Exercise
Repeat each record below exactly, dropping the pictures.

Extracted information
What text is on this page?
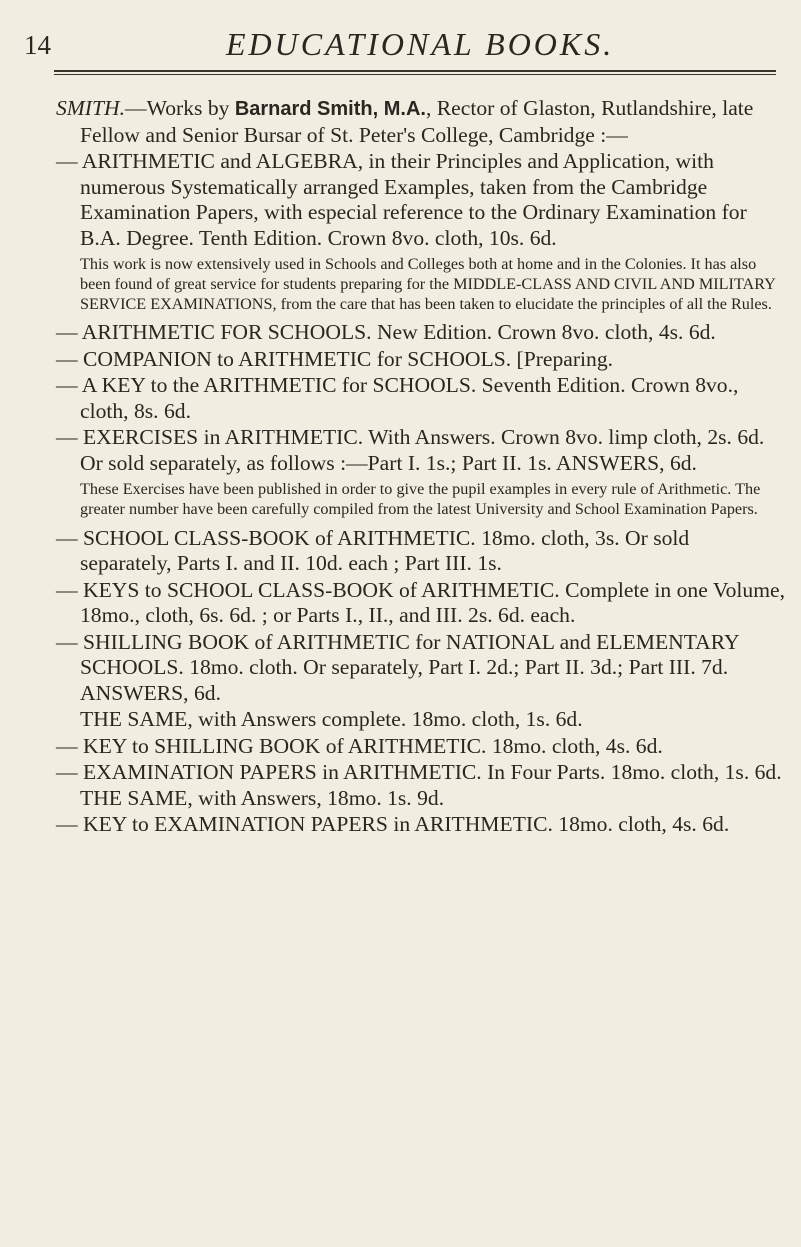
14	EDUCATIONAL BOOKS.

SMITH.—Works by Barnard Smith, M.A., Rector of Glaston, Rutlandshire, late Fellow and Senior Bursar of St. Peter's College, Cambridge :—

— ARITHMETIC and ALGEBRA, in their Principles and Application, with numerous Systematically arranged Examples, taken from the Cambridge Examination Papers, with especial reference to the Ordinary Examination for B.A. Degree. Tenth Edition. Crown 8vo. cloth, 10s. 6d.

This work is now extensively used in Schools and Colleges both at home and in the Colonies. It has also been found of great service for students preparing for the MIDDLE-CLASS AND CIVIL AND MILITARY SERVICE EXAMINATIONS, from the care that has been taken to elucidate the principles of all the Rules.

— ARITHMETIC FOR SCHOOLS. New Edition. Crown 8vo. cloth, 4s. 6d.

— COMPANION to ARITHMETIC for SCHOOLS. [Preparing.

— A KEY to the ARITHMETIC for SCHOOLS. Seventh Edition. Crown 8vo., cloth, 8s. 6d.

— EXERCISES in ARITHMETIC. With Answers. Crown 8vo. limp cloth, 2s. 6d. Or sold separately, as follows :—Part I. 1s.; Part II. 1s. ANSWERS, 6d.

These Exercises have been published in order to give the pupil examples in every rule of Arithmetic. The greater number have been carefully compiled from the latest University and School Examination Papers.

— SCHOOL CLASS-BOOK of ARITHMETIC. 18mo. cloth, 3s. Or sold separately, Parts I. and II. 10d. each ; Part III. 1s.

— KEYS to SCHOOL CLASS-BOOK of ARITHMETIC. Complete in one Volume, 18mo., cloth, 6s. 6d. ; or Parts I., II., and III. 2s. 6d. each.

— SHILLING BOOK of ARITHMETIC for NATIONAL and ELEMENTARY SCHOOLS. 18mo. cloth. Or separately, Part I. 2d.; Part II. 3d.; Part III. 7d. ANSWERS, 6d.

THE SAME, with Answers complete. 18mo. cloth, 1s. 6d.

— KEY to SHILLING BOOK of ARITHMETIC. 18mo. cloth, 4s. 6d.

— EXAMINATION PAPERS in ARITHMETIC. In Four Parts. 18mo. cloth, 1s. 6d. THE SAME, with Answers, 18mo. 1s. 9d.

— KEY to EXAMINATION PAPERS in ARITHMETIC. 18mo. cloth, 4s. 6d.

Full response
What text is on this page?
14	EDUCATIONAL BOOKS.

SMITH.—Works by Barnard Smith, M.A., Rector of Glaston, Rutlandshire, late Fellow and Senior Bursar of St. Peter's College, Cambridge :—

— ARITHMETIC and ALGEBRA, in their Principles and Application, with numerous Systematically arranged Examples, taken from the Cambridge Examination Papers, with especial reference to the Ordinary Examination for B.A. Degree. Tenth Edition. Crown 8vo. cloth, 10s. 6d.

This work is now extensively used in Schools and Colleges both at home and in the Colonies. It has also been found of great service for students preparing for the MIDDLE-CLASS AND CIVIL AND MILITARY SERVICE EXAMINATIONS, from the care that has been taken to elucidate the principles of all the Rules.

— ARITHMETIC FOR SCHOOLS. New Edition. Crown 8vo. cloth, 4s. 6d.

— COMPANION to ARITHMETIC for SCHOOLS. [Preparing.

— A KEY to the ARITHMETIC for SCHOOLS. Seventh Edition. Crown 8vo., cloth, 8s. 6d.

— EXERCISES in ARITHMETIC. With Answers. Crown 8vo. limp cloth, 2s. 6d. Or sold separately, as follows :—Part I. 1s.; Part II. 1s. ANSWERS, 6d.

These Exercises have been published in order to give the pupil examples in every rule of Arithmetic. The greater number have been carefully compiled from the latest University and School Examination Papers.

— SCHOOL CLASS-BOOK of ARITHMETIC. 18mo. cloth, 3s. Or sold separately, Parts I. and II. 10d. each ; Part III. 1s.

— KEYS to SCHOOL CLASS-BOOK of ARITHMETIC. Complete in one Volume, 18mo., cloth, 6s. 6d. ; or Parts I., II., and III. 2s. 6d. each.

— SHILLING BOOK of ARITHMETIC for NATIONAL and ELEMENTARY SCHOOLS. 18mo. cloth. Or separately, Part I. 2d.; Part II. 3d.; Part III. 7d. ANSWERS, 6d.

THE SAME, with Answers complete. 18mo. cloth, 1s. 6d.

— KEY to SHILLING BOOK of ARITHMETIC. 18mo. cloth, 4s. 6d.

— EXAMINATION PAPERS in ARITHMETIC. In Four Parts. 18mo. cloth, 1s. 6d. THE SAME, with Answers, 18mo. 1s. 9d.

— KEY to EXAMINATION PAPERS in ARITHMETIC. 18mo. cloth, 4s. 6d.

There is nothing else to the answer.